Locate the word "chevron" in the data below, then copy every line that holds it.

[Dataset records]
○ ○ ○ ○
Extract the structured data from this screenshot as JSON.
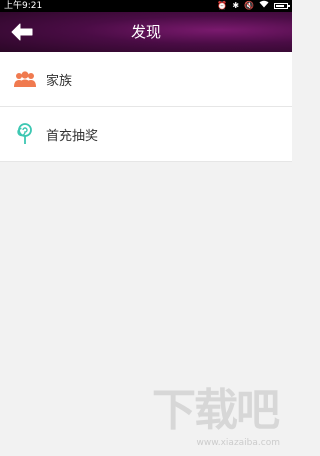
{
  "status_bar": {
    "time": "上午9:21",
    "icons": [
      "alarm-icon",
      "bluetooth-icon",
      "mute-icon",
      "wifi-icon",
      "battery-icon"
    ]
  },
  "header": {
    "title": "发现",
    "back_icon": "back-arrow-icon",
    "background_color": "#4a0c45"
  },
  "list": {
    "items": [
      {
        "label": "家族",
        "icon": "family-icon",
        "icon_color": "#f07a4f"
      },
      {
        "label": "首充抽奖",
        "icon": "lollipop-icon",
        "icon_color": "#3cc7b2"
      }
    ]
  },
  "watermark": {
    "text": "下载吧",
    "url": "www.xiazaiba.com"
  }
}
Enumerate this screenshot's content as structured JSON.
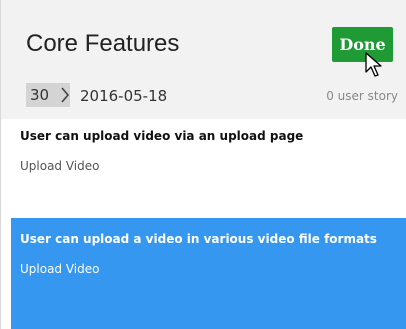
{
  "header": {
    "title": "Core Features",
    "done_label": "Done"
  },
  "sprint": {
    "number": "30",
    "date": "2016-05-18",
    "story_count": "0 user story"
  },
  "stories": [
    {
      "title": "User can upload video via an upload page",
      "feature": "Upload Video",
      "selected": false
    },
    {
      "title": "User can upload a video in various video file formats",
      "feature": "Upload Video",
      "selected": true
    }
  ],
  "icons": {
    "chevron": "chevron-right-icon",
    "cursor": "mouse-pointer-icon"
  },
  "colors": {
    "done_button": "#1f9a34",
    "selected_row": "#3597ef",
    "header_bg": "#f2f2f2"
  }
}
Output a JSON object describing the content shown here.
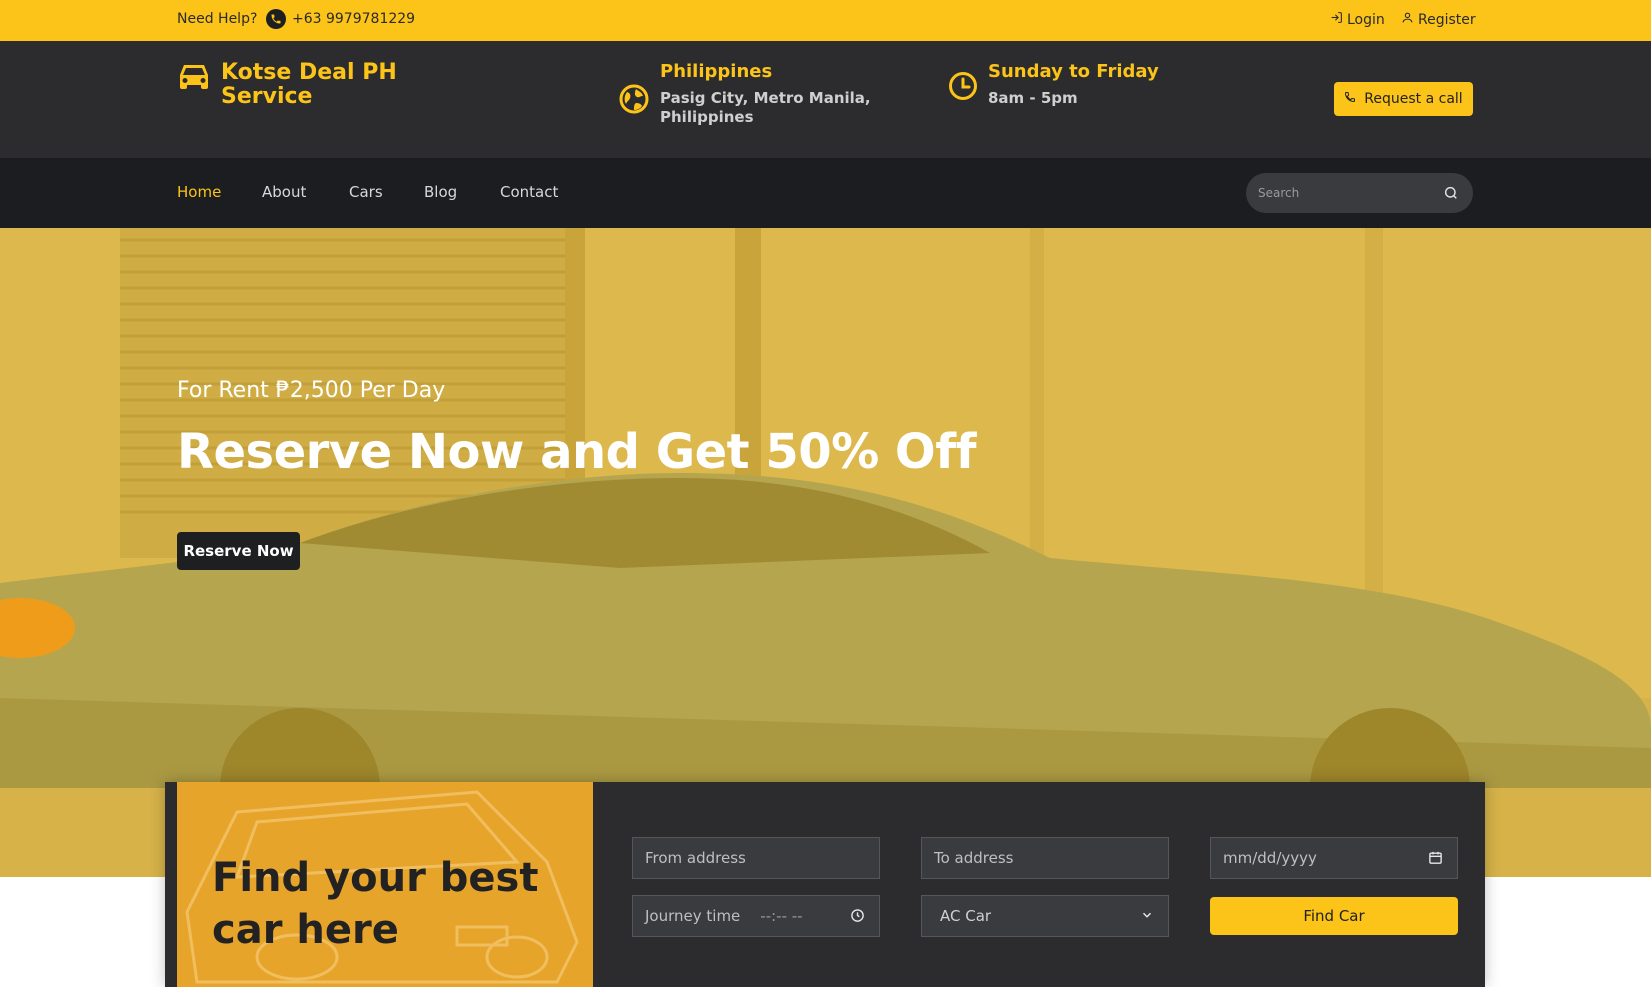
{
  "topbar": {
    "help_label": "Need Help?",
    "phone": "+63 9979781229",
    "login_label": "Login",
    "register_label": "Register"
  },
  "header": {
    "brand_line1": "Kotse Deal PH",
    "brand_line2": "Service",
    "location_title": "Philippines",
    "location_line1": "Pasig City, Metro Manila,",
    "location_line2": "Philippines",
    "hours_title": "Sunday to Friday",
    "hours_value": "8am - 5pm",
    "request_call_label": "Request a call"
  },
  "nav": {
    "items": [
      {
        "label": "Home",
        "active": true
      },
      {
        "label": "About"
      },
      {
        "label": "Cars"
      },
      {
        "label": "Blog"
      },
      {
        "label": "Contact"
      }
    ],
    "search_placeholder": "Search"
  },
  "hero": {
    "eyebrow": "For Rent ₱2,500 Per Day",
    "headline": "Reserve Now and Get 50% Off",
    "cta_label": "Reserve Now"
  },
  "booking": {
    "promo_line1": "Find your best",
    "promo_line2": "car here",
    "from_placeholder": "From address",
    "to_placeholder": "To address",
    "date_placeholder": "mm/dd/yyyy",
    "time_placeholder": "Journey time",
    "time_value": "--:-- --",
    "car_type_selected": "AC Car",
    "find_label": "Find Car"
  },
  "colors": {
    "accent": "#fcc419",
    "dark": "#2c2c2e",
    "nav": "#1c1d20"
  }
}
○ ○ ○ ○
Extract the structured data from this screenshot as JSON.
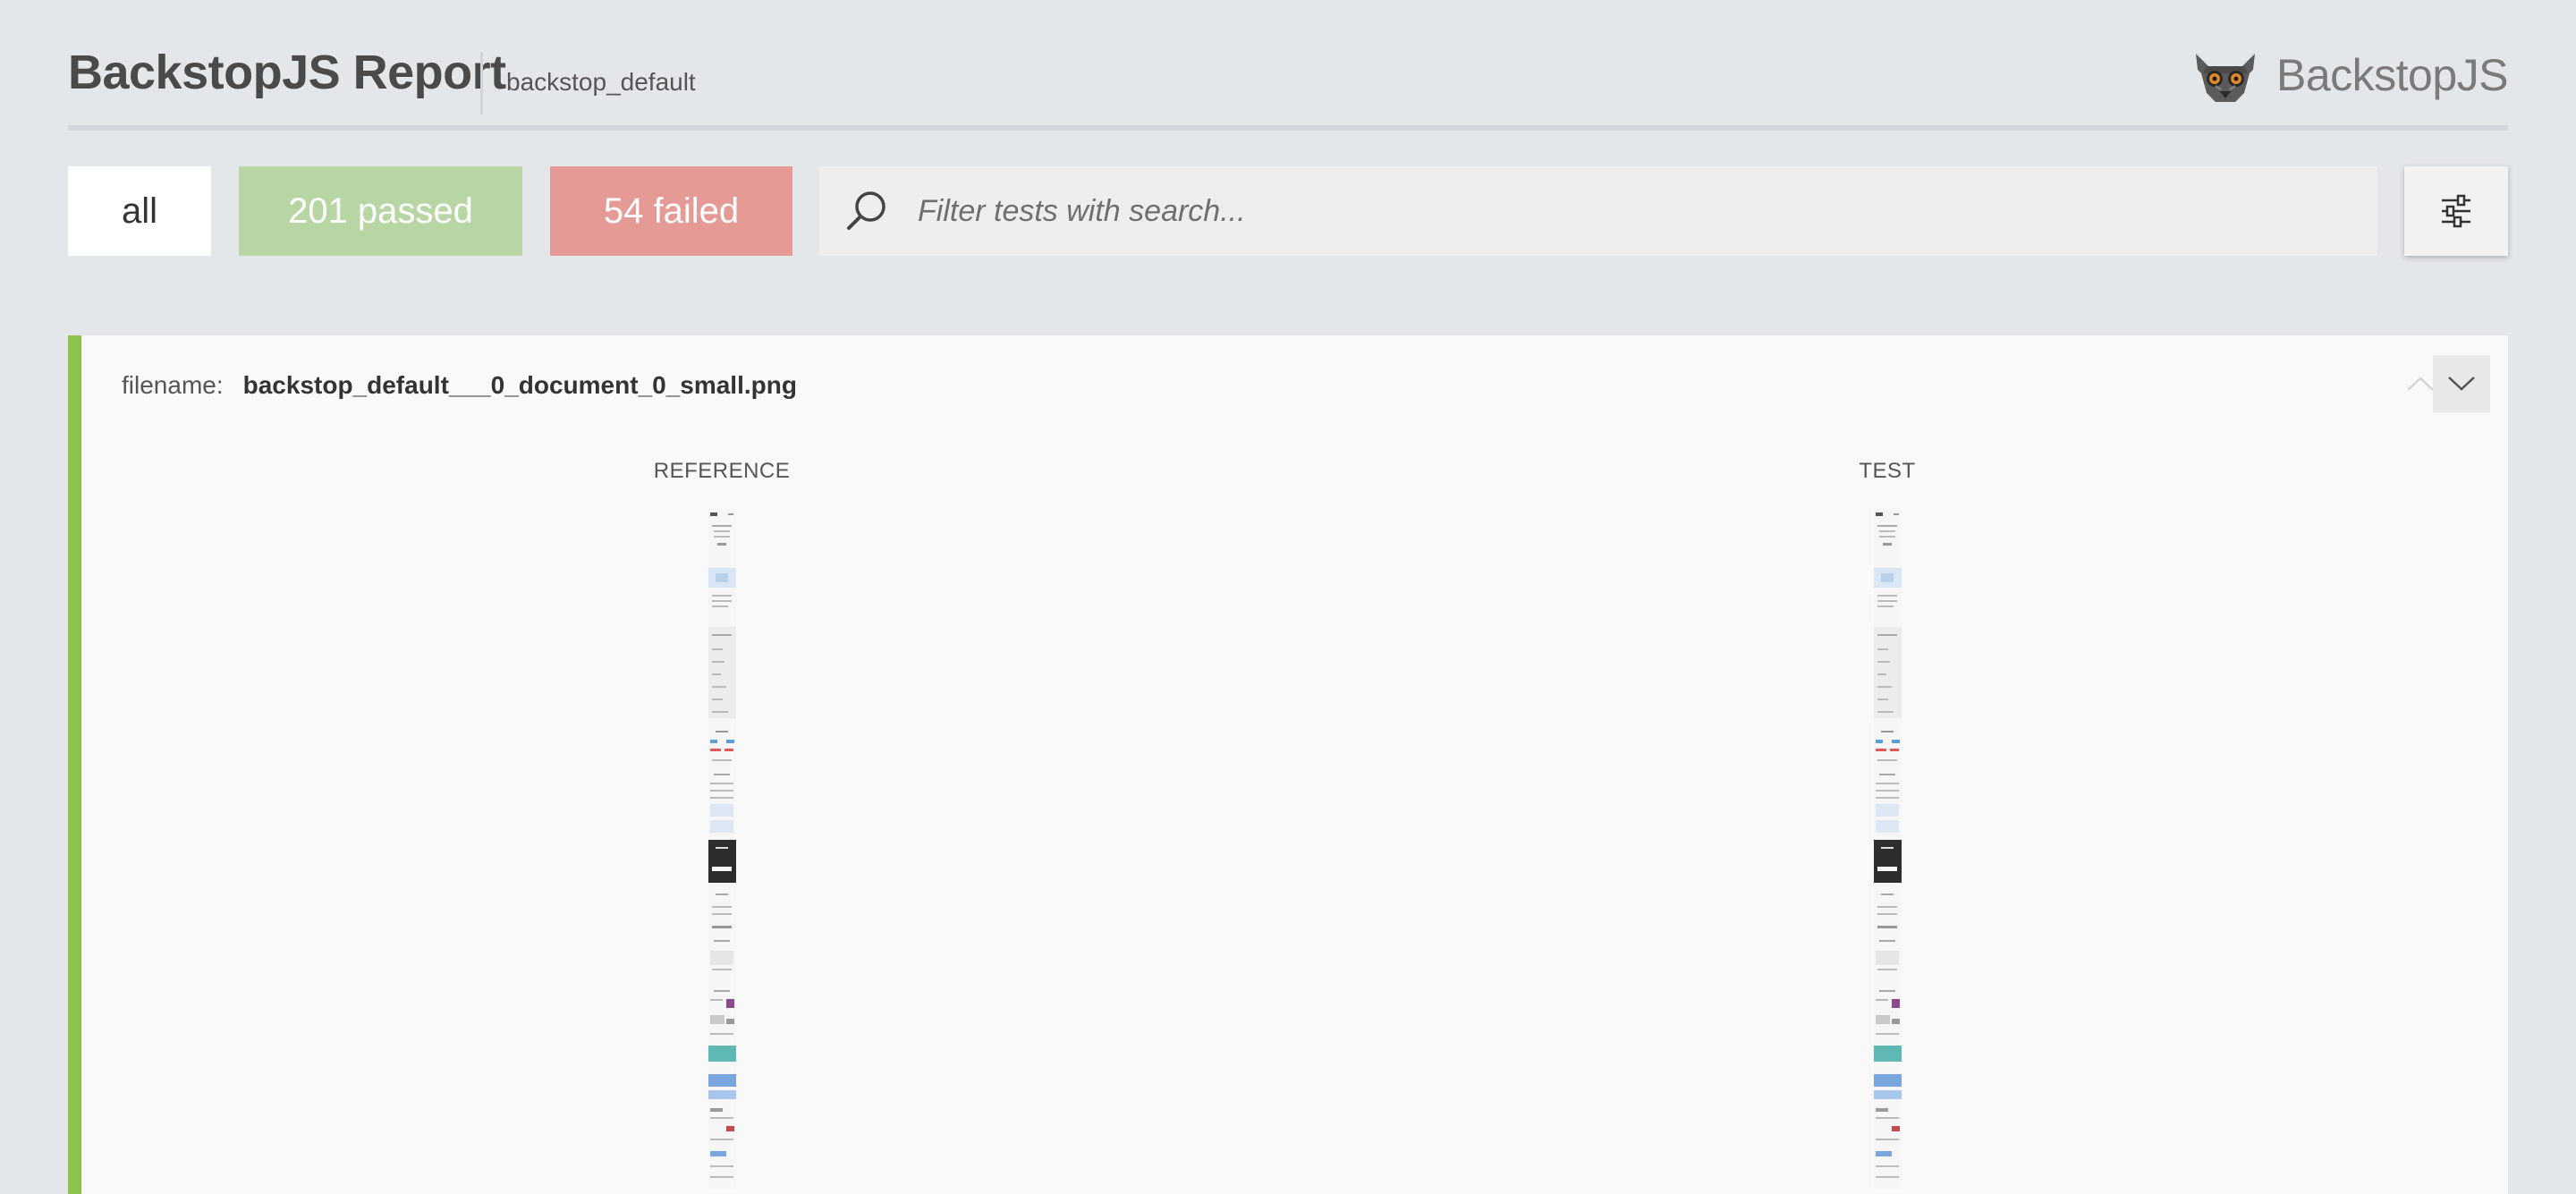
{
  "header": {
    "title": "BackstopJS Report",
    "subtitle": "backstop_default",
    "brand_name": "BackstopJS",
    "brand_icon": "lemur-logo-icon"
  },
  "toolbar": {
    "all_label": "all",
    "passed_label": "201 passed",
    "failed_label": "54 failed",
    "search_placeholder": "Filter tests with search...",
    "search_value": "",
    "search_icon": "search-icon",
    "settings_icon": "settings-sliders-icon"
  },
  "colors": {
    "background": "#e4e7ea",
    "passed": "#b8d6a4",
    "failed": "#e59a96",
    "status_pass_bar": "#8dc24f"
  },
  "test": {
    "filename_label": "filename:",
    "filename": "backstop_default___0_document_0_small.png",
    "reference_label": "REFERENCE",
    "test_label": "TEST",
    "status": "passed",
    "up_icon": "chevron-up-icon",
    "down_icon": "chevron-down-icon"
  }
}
○ ○ ○ ○
*Exercise output*:
    "chevron": "chevron-right-icon",
    "up_icon": "chevron-up-icon",
    "down_icon": "chevron-down-icon"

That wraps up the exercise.